* BEGIN *

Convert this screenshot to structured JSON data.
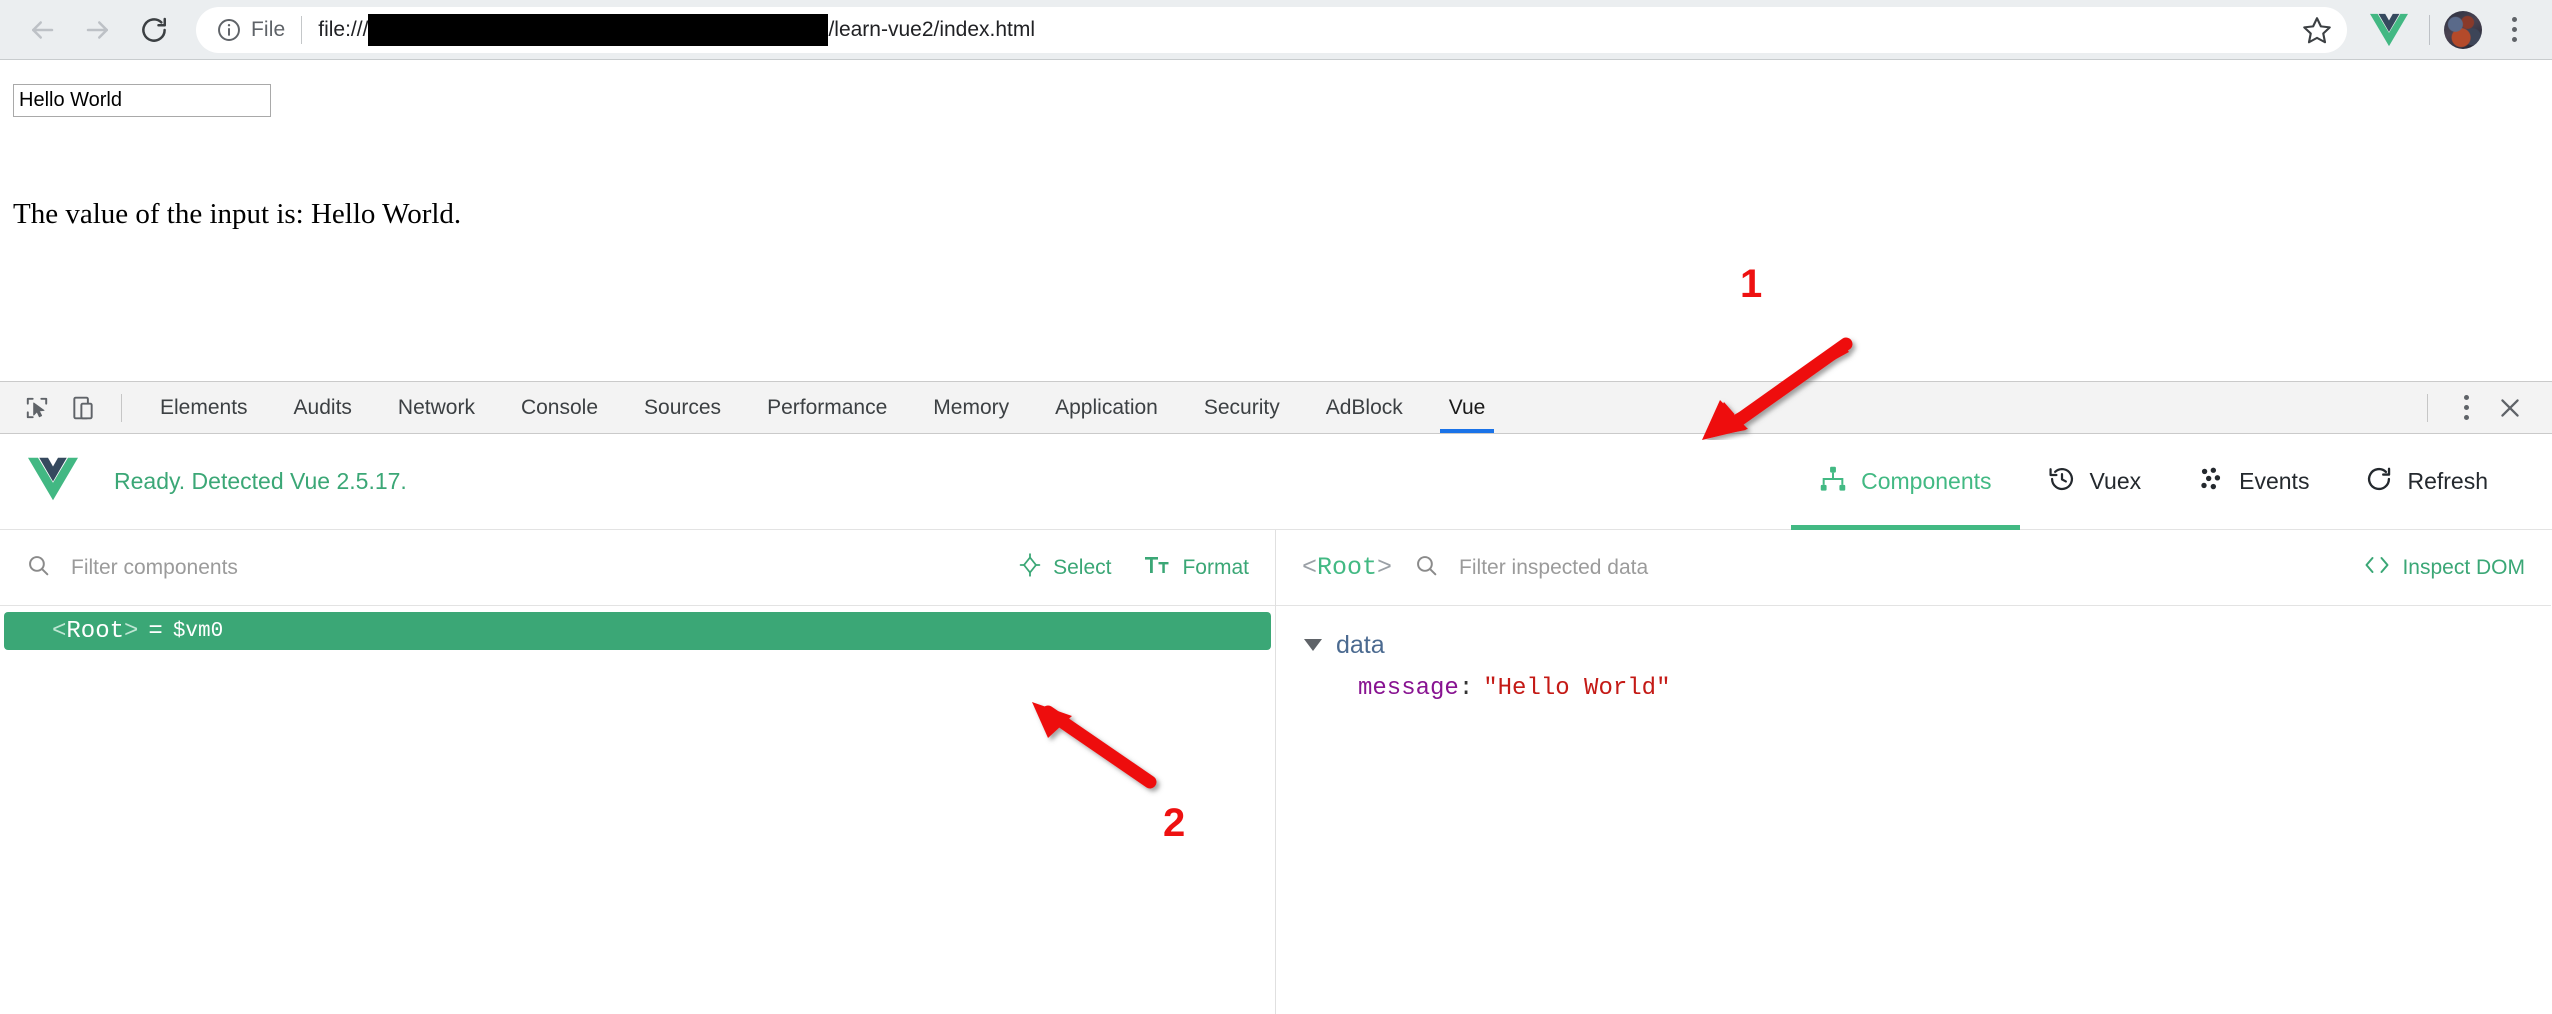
{
  "browser": {
    "back_icon": "arrow-left-icon",
    "forward_icon": "arrow-right-icon",
    "reload_icon": "reload-icon",
    "info_icon": "info-circle-icon",
    "security_label": "File",
    "url_scheme": "file:///",
    "url_redacted": "",
    "url_tail": "/learn-vue2/index.html",
    "bookmark_icon": "star-icon",
    "extension_icon": "vue-extension-icon",
    "avatar_icon": "avatar",
    "menu_icon": "kebab-menu-icon"
  },
  "page": {
    "input_value": "Hello World",
    "paragraph": "The value of the input is: Hello World."
  },
  "devtools": {
    "inspect_icon": "inspect-element-icon",
    "device_icon": "device-toolbar-icon",
    "tabs": [
      {
        "label": "Elements",
        "active": false
      },
      {
        "label": "Audits",
        "active": false
      },
      {
        "label": "Network",
        "active": false
      },
      {
        "label": "Console",
        "active": false
      },
      {
        "label": "Sources",
        "active": false
      },
      {
        "label": "Performance",
        "active": false
      },
      {
        "label": "Memory",
        "active": false
      },
      {
        "label": "Application",
        "active": false
      },
      {
        "label": "Security",
        "active": false
      },
      {
        "label": "AdBlock",
        "active": false
      },
      {
        "label": "Vue",
        "active": true
      }
    ],
    "more_icon": "kebab-menu-icon",
    "close_icon": "close-icon",
    "active_tab_underline_color": "#1a73e8"
  },
  "vue_devtools": {
    "logo_icon": "vue-logo-icon",
    "status": "Ready. Detected Vue 2.5.17.",
    "status_color": "#3ba776",
    "nav": [
      {
        "label": "Components",
        "icon": "component-tree-icon",
        "active": true
      },
      {
        "label": "Vuex",
        "icon": "history-clock-icon",
        "active": false
      },
      {
        "label": "Events",
        "icon": "events-dots-icon",
        "active": false
      },
      {
        "label": "Refresh",
        "icon": "refresh-icon",
        "active": false
      }
    ],
    "accent_color": "#42b983"
  },
  "components_panel": {
    "search_icon": "search-icon",
    "filter_placeholder": "Filter components",
    "filter_value": "",
    "select_label": "Select",
    "select_icon": "target-crosshair-icon",
    "format_label": "Format",
    "format_icon": "text-format-icon",
    "tree": [
      {
        "open_bracket": "<",
        "name": "Root",
        "close_bracket": ">",
        "equals": "=",
        "instance": "$vm0",
        "selected": true
      }
    ],
    "selected_row_color": "#3ba776"
  },
  "inspector_panel": {
    "root_open": "<",
    "root_name": "Root",
    "root_close": ">",
    "search_icon": "search-icon",
    "filter_placeholder": "Filter inspected data",
    "filter_value": "",
    "inspect_dom_label": "Inspect DOM",
    "inspect_dom_icon": "code-brackets-icon",
    "groups": [
      {
        "title": "data",
        "expanded": true,
        "entries": [
          {
            "key": "message",
            "colon": ":",
            "value": "\"Hello World\"",
            "type": "string"
          }
        ]
      }
    ]
  },
  "annotations": [
    {
      "number": "1",
      "target": "vue-tab",
      "arrow": "points-down-left"
    },
    {
      "number": "2",
      "target": "root-component-row",
      "arrow": "points-up-left"
    }
  ]
}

* END *

#### STATED EXERCISE:
Check each line above for the string "Hello" and show the ones that have it.

#### FULL SOLUTION:
    "input_value": "Hello World",
    "paragraph": "The value of the input is: Hello World."
            "value": "\"Hello World\"",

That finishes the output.